:: Exercise objective ::
Repeat each entry exactly and drop the pictures.

━━ Dataset excerpts ━━

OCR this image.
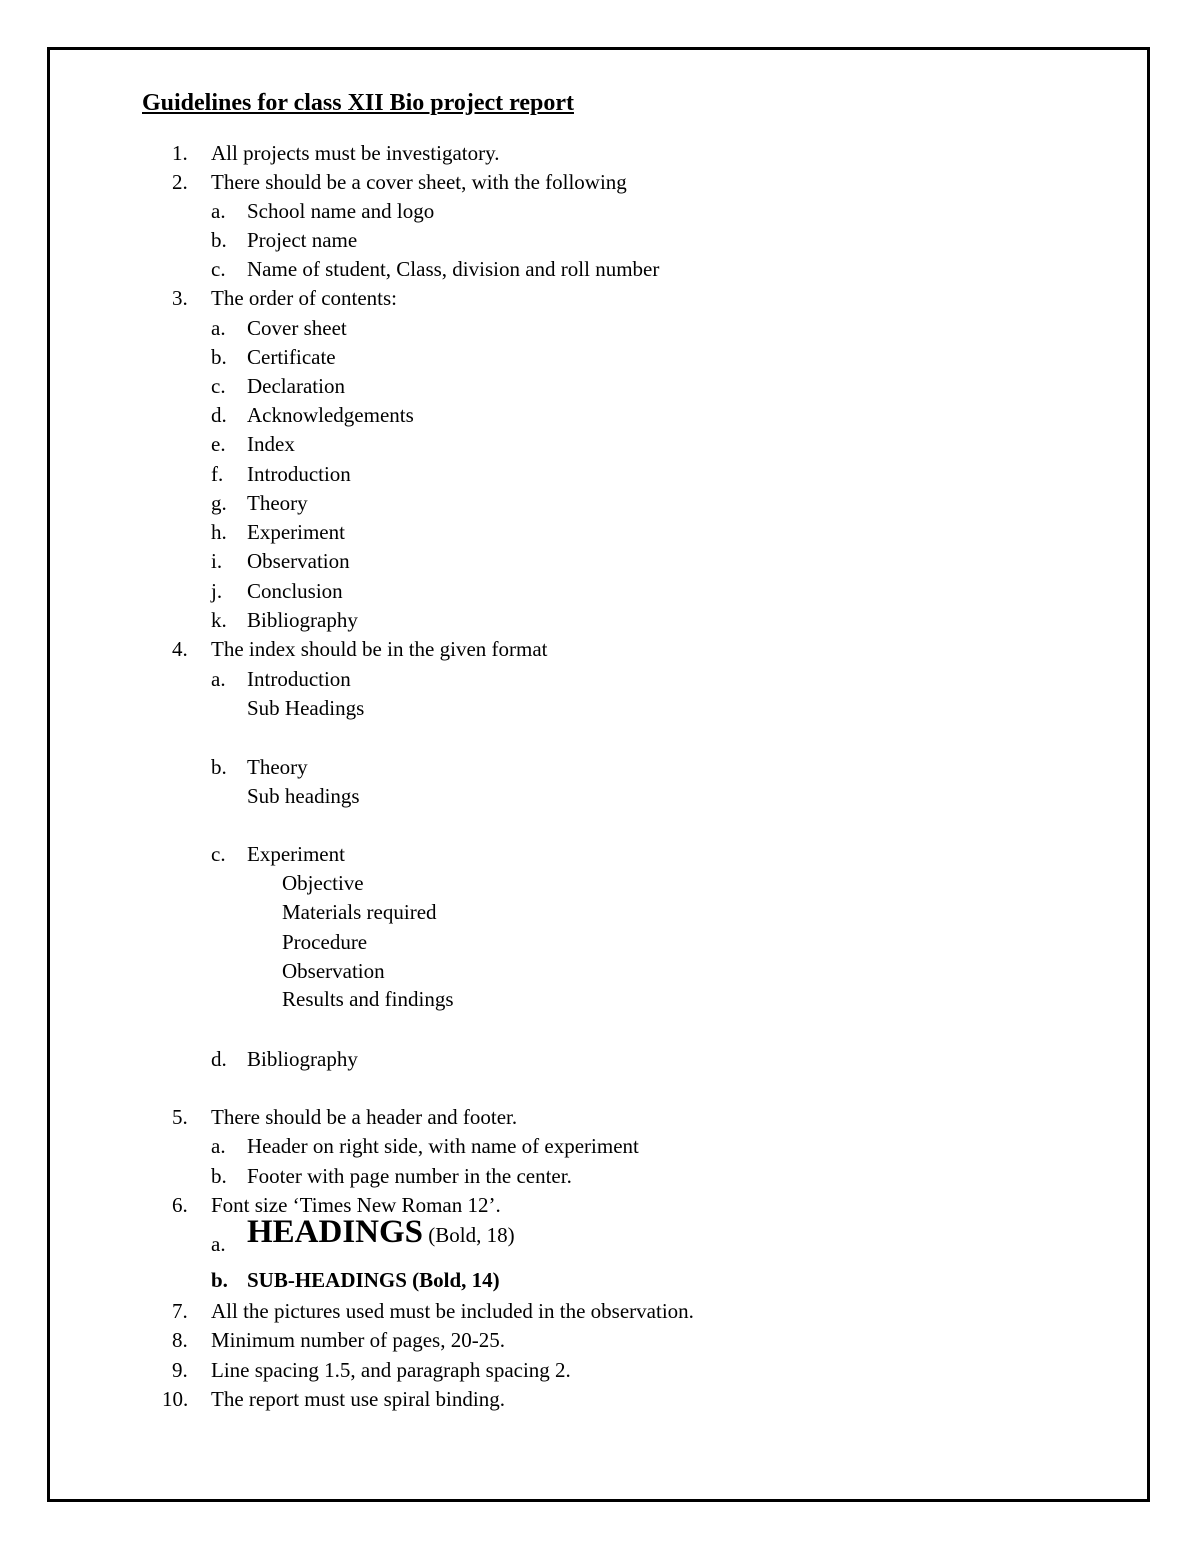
Guidelines for class XII Bio project report
1.	All projects must be investigatory.
2.	There should be a cover sheet, with the following
a.	School name and logo
b. Project name
c.	Name of student, Class, division and roll number
3.	The order of contents:
a.	Cover sheet
b. Certificate
c.	Declaration
d. Acknowledgements
e.	Index
f.	Introduction
g. Theory
h. Experiment
i.	Observation
j.	Conclusion
k. Bibliography
4.	The index should be in the given format
a.	Introduction
Sub Headings
b. Theory
Sub headings
c.	Experiment
Objective
Materials required
Procedure
Observation
Results and findings
d. Bibliography
5.	There should be a header and footer.
a.	Header on right side, with name of experiment
b. Footer with page number in the center.
6.	Font size ‘Times New Roman 12’.
a. HEADINGS (Bold, 18)
b. SUB-HEADINGS (Bold, 14)
7.	All the pictures used must be included in the observation.
8.	Minimum number of pages, 20-25.
9.	Line spacing 1.5, and paragraph spacing 2.
10.	The report must use spiral binding.
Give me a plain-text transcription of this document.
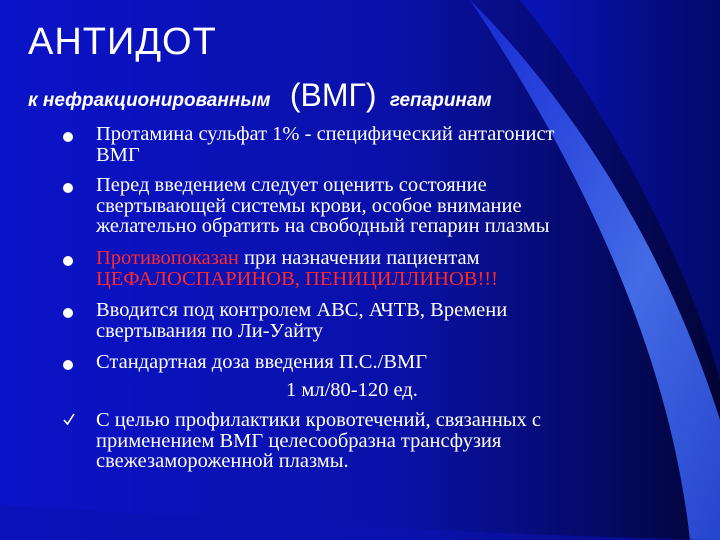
АНТИДОТ
к нефракционированным (ВМГ) гепаринам
Протамина сульфат 1% - специфический антагонист
ВМГ
Перед введением следует оценить состояние
свертывающей системы крови, особое внимание
желательно обратить на свободный гепарин плазмы
Противопоказан при назначении пациентам
ЦЕФАЛОСПАРИНОВ, ПЕНИЦИЛЛИНОВ!!!
Вводится под контролем АВС, АЧТВ, Времени
свертывания по Ли-Уайту
Стандартная доза введения П.С./ВМГ
1 мл/80-120 ед.
С целью профилактики кровотечений, связанных с
применением ВМГ целесообразна трансфузия
свежезамороженной плазмы.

━━━

:: Result of the task ::
OCR this image.
Guidelines for class XII Bio project report
1.	All projects must be investigatory.
2.	There should be a cover sheet, with the following
a.	School name and logo
b. Project name
c.	Name of student, Class, division and roll number
3.	The order of contents:
a.	Cover sheet
b. Certificate
c.	Declaration
d. Acknowledgements
e.	Index
f.	Introduction
g. Theory
h. Experiment
i.	Observation
j.	Conclusion
k. Bibliography
4.	The index should be in the given format
a.	Introduction
Sub Headings
b. Theory
Sub headings
c.	Experiment
Objective
Materials required
Procedure
Observation
Results and findings
d. Bibliography
5.	There should be a header and footer.
a.	Header on right side, with name of experiment
b. Footer with page number in the center.
6.	Font size ‘Times New Roman 12’.
a. HEADINGS (Bold, 18)
b. SUB-HEADINGS (Bold, 14)
7.	All the pictures used must be included in the observation.
8.	Minimum number of pages, 20-25.
9.	Line spacing 1.5, and paragraph spacing 2.
10.	The report must use spiral binding.
Give me a plain-text transcription of this document.
АНТИДОТ
к нефракционированным (ВМГ) гепаринам
Протамина сульфат 1% - специфический антагонист
ВМГ
Перед введением следует оценить состояние
свертывающей системы крови, особое внимание
желательно обратить на свободный гепарин плазмы
Противопоказан при назначении пациентам
ЦЕФАЛОСПАРИНОВ, ПЕНИЦИЛЛИНОВ!!!
Вводится под контролем АВС, АЧТВ, Времени
свертывания по Ли-Уайту
Стандартная доза введения П.С./ВМГ
1 мл/80-120 ед.
С целью профилактики кровотечений, связанных с
применением ВМГ целесообразна трансфузия
свежезамороженной плазмы.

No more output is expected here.